╔══
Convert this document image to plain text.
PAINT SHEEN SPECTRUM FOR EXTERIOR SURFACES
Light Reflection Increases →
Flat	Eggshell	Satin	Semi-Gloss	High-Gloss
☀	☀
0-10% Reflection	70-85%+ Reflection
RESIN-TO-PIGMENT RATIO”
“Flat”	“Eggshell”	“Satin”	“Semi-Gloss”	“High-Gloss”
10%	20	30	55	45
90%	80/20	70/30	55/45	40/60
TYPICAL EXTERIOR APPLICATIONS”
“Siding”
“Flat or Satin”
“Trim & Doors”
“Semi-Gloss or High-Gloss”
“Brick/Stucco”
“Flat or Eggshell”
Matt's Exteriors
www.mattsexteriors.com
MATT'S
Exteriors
╚══
• TASK DESCRIPTION: Which lines include "High"? Copy each of them out.

• FULL RESPONSE:
Flat	Eggshell	Satin	Semi-Gloss	High-Gloss
“Flat”	“Eggshell”	“Satin”	“Semi-Gloss”	“High-Gloss”
“Semi-Gloss or High-Gloss”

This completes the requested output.